Document excerpt:
The Texas Health and Human Services Commission (HHSC) is an agency within the Texas Health and Human Services System. 
In September 2016, Texas began transforming how it delivers health and human services to qualified Texans, with a goal of making the Health and Human Services System more efficient and effective.  Sept. 1, 2017, marked another major milestone in this transformation.

The new accountable, restructured system:
 Makes it easier for people to find out about the services or benefits for which they may qualify.
 Better integrates programs by removing bureaucratic silos and grouping similar programs and services together.
 Creates clear lines of accountability within the organization.
 Includes well-defined and objective performance metrics for all organizational areas.

Texas Health and Human Services now consists of 2 agencies: the Texas Health and Human Services Commission and the Texas Department of State Health Services (DSHS). HHS is headquartered in Austin, TX.

Brief: Please rewrite the passage on the Texas Health and Human Services Commission from "The Texas Health and Human Services Commission (HHSC)" up to and including "in this transformation.", replacing "efficient" with "streamlined".

Data section:
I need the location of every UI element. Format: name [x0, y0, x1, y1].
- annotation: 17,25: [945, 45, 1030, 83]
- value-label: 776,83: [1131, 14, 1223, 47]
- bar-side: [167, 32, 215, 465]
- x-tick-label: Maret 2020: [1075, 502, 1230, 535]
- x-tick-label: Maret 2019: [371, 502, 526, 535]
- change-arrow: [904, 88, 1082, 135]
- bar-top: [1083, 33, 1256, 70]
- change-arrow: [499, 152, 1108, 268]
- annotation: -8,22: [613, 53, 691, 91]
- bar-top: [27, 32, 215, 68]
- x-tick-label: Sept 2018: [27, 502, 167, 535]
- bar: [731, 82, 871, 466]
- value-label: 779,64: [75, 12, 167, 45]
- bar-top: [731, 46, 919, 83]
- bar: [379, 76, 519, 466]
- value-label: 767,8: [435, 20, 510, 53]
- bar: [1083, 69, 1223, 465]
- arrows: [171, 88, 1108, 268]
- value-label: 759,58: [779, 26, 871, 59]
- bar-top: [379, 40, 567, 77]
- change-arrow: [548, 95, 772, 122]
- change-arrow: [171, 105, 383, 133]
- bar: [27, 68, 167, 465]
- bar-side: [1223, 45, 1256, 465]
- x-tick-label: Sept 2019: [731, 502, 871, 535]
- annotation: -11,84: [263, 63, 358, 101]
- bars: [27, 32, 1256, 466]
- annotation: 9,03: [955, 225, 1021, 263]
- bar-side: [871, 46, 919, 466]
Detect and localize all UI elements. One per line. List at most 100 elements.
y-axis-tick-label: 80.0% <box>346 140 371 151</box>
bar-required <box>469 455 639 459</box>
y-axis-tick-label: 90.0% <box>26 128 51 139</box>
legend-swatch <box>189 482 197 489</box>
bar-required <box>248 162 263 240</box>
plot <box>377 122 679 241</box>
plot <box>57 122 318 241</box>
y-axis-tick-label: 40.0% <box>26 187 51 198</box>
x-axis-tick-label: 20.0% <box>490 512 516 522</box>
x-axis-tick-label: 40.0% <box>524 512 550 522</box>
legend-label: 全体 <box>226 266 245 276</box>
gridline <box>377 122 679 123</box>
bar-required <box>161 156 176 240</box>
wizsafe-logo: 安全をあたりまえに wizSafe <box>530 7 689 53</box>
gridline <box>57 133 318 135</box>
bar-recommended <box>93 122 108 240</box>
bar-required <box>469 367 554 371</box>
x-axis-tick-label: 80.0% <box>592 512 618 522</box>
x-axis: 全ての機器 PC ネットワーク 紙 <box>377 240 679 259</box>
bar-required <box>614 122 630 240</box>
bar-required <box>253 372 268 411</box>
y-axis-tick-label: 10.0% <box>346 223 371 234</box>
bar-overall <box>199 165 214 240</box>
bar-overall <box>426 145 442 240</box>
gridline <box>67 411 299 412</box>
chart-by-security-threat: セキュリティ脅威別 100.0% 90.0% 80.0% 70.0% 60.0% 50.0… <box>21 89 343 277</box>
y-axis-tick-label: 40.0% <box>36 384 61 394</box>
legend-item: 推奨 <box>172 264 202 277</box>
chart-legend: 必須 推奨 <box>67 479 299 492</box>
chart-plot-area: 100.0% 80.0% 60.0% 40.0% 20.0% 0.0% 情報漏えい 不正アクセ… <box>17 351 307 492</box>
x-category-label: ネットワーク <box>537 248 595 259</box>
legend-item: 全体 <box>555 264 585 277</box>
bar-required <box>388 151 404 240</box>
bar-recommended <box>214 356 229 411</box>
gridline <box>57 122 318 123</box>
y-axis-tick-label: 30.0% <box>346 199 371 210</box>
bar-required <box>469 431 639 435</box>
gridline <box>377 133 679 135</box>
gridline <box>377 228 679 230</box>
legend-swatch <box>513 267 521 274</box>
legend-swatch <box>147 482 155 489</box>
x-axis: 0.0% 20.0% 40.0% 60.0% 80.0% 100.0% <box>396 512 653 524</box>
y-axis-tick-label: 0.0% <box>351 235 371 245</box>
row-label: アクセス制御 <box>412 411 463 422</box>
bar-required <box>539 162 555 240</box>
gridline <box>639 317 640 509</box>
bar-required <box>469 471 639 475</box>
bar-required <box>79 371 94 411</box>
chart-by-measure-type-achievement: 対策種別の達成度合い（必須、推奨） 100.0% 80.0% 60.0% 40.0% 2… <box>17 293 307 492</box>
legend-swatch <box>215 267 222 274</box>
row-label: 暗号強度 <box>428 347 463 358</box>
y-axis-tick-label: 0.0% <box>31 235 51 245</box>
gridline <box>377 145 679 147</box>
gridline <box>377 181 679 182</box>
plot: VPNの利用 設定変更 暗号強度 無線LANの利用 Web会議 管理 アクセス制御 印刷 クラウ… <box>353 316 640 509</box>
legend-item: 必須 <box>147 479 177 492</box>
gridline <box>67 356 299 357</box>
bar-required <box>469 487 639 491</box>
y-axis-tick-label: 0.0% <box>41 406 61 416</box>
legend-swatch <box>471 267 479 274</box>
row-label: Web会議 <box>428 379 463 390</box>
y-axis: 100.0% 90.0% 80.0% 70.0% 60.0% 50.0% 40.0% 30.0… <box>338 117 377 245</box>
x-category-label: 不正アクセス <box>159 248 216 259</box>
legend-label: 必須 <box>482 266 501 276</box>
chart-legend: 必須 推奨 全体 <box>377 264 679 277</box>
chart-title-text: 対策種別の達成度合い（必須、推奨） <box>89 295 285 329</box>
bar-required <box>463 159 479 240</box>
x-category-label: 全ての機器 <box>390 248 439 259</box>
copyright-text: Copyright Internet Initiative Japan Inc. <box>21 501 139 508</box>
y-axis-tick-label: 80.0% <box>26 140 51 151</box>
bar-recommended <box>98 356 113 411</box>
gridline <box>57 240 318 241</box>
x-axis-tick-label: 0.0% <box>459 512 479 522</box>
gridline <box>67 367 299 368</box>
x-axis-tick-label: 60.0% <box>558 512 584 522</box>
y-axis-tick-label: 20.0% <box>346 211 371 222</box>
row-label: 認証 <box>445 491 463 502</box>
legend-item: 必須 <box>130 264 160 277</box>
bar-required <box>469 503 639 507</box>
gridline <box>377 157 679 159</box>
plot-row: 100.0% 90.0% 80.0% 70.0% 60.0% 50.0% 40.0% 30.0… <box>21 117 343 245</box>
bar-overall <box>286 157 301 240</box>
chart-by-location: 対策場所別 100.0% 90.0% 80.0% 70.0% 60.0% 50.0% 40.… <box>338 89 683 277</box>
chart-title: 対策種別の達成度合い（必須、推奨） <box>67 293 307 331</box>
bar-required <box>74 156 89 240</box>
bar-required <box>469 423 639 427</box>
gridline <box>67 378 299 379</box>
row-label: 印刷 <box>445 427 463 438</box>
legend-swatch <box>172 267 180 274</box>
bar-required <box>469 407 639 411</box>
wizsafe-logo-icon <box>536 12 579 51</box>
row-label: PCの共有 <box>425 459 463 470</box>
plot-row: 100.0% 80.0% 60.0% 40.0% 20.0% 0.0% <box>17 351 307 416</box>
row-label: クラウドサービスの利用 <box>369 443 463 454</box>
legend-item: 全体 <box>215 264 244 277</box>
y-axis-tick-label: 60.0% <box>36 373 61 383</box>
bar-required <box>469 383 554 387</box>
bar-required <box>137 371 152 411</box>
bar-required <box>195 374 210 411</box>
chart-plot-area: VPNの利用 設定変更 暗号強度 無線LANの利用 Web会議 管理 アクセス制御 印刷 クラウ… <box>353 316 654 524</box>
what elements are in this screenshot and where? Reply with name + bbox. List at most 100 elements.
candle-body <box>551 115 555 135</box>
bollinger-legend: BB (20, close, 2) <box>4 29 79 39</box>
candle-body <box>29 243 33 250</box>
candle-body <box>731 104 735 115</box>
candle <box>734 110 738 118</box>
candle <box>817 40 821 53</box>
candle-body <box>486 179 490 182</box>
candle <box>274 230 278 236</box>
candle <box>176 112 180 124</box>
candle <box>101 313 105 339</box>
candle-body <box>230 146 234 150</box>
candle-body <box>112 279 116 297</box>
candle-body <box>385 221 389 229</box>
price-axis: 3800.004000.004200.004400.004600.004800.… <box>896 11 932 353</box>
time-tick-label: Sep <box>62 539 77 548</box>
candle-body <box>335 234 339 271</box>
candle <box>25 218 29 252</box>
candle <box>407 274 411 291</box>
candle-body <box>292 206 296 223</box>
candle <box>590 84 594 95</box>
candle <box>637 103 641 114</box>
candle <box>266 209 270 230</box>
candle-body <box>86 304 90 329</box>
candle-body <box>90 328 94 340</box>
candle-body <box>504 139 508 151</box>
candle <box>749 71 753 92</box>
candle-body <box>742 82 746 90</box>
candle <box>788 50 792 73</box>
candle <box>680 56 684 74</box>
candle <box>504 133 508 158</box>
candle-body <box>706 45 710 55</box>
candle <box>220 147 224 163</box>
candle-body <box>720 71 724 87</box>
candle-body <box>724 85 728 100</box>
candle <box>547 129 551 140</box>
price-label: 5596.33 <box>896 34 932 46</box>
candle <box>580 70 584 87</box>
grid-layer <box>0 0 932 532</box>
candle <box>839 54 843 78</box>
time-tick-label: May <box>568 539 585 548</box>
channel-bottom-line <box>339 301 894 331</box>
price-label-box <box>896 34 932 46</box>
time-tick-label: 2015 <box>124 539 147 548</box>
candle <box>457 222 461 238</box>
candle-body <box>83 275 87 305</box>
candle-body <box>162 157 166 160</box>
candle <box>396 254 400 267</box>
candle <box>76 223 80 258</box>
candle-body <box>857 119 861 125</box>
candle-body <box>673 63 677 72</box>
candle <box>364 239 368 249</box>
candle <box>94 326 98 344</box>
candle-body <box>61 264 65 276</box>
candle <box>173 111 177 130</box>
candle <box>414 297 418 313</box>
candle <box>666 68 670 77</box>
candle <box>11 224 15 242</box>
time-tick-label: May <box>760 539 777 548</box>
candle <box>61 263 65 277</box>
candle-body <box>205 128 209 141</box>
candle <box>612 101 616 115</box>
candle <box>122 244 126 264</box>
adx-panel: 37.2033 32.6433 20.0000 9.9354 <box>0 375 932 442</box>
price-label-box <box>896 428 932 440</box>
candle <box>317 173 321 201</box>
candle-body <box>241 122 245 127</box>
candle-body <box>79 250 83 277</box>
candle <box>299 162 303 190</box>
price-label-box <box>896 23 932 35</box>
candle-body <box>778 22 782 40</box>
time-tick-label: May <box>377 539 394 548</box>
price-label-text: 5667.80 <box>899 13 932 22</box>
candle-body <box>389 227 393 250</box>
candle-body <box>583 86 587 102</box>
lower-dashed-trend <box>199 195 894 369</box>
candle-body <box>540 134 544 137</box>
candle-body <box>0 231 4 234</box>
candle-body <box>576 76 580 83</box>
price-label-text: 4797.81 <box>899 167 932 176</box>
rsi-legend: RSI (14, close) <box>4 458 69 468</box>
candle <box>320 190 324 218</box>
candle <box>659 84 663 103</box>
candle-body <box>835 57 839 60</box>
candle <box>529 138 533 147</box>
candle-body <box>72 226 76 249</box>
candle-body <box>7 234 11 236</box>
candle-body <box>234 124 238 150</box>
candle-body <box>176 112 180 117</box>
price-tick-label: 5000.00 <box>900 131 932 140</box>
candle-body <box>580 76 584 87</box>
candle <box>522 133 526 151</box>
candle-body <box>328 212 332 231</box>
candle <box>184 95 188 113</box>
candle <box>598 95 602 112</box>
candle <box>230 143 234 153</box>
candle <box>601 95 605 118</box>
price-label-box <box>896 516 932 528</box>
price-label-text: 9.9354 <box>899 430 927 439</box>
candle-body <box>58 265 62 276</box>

Your response:
The Texas Health and Human Services Commission (HHSC) is an agency within the Texas Health and Human Services System. 
In September 2016, Texas began transforming how it delivers health and human services to qualified Texans, with a goal of making the Health and Human Services System more streamlined and effective.  Sept. 1, 2017, marked another major milestone in this transformation.